### [Available records]
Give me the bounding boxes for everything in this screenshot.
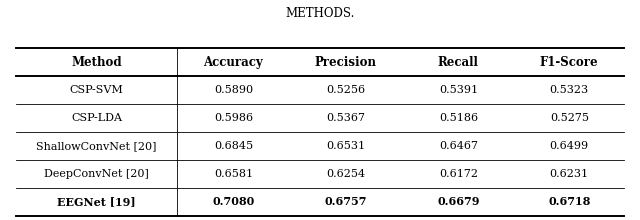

==

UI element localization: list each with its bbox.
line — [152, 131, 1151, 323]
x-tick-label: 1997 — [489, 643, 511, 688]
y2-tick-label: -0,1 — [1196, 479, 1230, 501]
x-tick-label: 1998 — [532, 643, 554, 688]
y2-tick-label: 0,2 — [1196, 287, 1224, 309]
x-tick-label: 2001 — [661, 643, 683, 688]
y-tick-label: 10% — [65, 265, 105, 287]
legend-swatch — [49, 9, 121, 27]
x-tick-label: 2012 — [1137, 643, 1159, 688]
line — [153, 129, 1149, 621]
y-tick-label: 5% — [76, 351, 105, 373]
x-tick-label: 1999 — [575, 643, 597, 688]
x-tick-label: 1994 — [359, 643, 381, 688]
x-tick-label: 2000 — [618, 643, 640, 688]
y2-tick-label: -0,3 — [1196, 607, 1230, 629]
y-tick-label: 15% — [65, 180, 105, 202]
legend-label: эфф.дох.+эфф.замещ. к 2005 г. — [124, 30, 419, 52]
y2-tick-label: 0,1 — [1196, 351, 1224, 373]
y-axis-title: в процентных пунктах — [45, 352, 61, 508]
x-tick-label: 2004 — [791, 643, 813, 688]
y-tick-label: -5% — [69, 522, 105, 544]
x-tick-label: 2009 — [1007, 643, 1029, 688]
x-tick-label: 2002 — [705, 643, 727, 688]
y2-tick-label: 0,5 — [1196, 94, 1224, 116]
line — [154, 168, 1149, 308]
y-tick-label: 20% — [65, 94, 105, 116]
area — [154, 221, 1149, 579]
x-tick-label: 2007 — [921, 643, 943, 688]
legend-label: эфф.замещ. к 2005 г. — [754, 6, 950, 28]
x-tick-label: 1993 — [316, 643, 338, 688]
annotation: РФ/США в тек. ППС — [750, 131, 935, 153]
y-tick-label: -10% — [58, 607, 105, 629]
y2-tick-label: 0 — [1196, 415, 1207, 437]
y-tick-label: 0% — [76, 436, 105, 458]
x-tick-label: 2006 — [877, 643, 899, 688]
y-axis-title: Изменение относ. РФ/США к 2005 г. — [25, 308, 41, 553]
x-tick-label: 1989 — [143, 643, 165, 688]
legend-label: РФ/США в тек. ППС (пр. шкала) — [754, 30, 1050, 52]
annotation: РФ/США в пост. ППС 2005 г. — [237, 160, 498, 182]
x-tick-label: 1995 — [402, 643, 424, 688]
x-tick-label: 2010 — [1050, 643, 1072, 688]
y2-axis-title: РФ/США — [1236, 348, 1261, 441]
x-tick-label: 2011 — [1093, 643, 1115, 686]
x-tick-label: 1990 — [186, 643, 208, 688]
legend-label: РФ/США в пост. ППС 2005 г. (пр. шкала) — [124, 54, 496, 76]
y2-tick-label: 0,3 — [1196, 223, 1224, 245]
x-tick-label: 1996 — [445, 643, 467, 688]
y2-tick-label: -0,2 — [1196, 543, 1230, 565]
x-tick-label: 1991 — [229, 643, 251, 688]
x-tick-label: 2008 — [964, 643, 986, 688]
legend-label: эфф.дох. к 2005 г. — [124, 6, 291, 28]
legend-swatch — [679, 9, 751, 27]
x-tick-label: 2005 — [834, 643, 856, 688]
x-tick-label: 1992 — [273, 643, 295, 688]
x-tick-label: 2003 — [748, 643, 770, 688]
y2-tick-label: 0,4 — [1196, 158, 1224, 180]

---

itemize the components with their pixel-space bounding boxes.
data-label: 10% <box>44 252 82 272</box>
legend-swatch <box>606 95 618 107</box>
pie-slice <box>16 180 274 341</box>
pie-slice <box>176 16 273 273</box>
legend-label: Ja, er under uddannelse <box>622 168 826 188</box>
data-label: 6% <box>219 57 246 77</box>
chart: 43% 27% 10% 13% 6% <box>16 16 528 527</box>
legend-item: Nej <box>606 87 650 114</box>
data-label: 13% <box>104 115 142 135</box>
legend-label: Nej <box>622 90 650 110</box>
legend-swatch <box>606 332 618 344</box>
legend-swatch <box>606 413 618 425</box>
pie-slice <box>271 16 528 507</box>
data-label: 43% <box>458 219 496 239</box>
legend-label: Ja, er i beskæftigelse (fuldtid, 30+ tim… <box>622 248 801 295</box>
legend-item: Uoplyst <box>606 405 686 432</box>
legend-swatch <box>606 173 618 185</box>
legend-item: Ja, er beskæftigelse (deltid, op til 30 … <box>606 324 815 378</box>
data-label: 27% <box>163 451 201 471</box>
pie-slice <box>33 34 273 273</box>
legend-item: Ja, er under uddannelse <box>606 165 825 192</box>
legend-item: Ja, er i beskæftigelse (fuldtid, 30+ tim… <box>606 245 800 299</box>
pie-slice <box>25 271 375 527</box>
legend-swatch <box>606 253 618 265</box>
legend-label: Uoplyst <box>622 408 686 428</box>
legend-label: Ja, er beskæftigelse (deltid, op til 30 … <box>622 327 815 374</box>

### [What this task involves]
Turn the records from the line with "itemize the components" through the line with "legend-label: Ja, er beskæftigelse", both included, into a JSON list of strings, one string per line, with blank lines left out.

### [Expected output]
[
  "itemize the components with their pixel-space bounding boxes.",
  "data-label: 10% <box>44 252 82 272</box>",
  "legend-swatch <box>606 95 618 107</box>",
  "pie-slice <box>16 180 274 341</box>",
  "pie-slice <box>176 16 273 273</box>",
  "legend-label: Ja, er under uddannelse <box>622 168 826 188</box>",
  "data-label: 6% <box>219 57 246 77</box>",
  "chart: 43% 27% 10% 13% 6% <box>16 16 528 527</box>",
  "legend-item: Nej <box>606 87 650 114</box>",
  "data-label: 13% <box>104 115 142 135</box>",
  "legend-label: Nej <box>622 90 650 110</box>",
  "legend-swatch <box>606 332 618 344</box>",
  "legend-swatch <box>606 413 618 425</box>",
  "pie-slice <box>271 16 528 507</box>",
  "data-label: 43% <box>458 219 496 239</box>",
  "legend-label: Ja, er i beskæftigelse (fuldtid, 30+ tim… <box>622 248 801 295</box>",
  "legend-item: Uoplyst <box>606 405 686 432</box>",
  "legend-swatch <box>606 173 618 185</box>",
  "legend-item: Ja, er beskæftigelse (deltid, op til 30 … <box>606 324 815 378</box>",
  "data-label: 27% <box>163 451 201 471</box>",
  "pie-slice <box>33 34 273 273</box>",
  "legend-item: Ja, er under uddannelse <box>606 165 825 192</box>",
  "legend-item: Ja, er i beskæftigelse (fuldtid, 30+ tim… <box>606 245 800 299</box>",
  "pie-slice <box>25 271 375 527</box>",
  "legend-swatch <box>606 253 618 265</box>",
  "legend-label: Uoplyst <box>622 408 686 428</box>",
  "legend-label: Ja, er beskæftigelse (deltid, op til 30 … <box>622 327 815 374</box>"
]